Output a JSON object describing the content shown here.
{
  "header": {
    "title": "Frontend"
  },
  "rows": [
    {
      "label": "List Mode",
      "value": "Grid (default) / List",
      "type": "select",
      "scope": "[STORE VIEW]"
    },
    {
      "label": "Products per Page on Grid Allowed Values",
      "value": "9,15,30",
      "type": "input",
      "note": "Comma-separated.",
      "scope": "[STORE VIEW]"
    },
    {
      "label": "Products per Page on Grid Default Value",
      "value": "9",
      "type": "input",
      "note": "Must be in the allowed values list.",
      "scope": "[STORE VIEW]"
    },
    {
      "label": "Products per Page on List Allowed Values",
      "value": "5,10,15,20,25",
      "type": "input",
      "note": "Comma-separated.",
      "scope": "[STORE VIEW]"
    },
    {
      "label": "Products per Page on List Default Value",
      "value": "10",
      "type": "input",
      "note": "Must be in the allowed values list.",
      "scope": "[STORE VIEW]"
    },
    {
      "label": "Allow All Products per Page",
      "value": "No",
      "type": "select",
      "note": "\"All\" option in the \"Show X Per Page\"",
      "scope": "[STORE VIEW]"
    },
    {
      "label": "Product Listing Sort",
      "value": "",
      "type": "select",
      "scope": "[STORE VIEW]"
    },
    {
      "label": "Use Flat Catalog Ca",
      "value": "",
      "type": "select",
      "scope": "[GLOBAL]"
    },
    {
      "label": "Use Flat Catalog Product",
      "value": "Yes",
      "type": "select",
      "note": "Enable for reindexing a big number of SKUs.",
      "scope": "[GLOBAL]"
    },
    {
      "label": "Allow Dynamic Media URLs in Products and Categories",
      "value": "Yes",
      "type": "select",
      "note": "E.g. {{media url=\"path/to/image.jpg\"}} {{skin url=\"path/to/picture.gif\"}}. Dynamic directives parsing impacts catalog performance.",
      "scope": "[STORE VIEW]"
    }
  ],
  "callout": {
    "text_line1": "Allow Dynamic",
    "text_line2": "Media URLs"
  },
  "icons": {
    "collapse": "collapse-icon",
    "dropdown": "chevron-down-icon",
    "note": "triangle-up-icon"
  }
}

==========

Exercise requirements:
Gather each line holding the string "Grid".

Answer to this task:
      "value": "Grid (default) / List",
      "label": "Products per Page on Grid Allowed Values",
      "label": "Products per Page on Grid Default Value",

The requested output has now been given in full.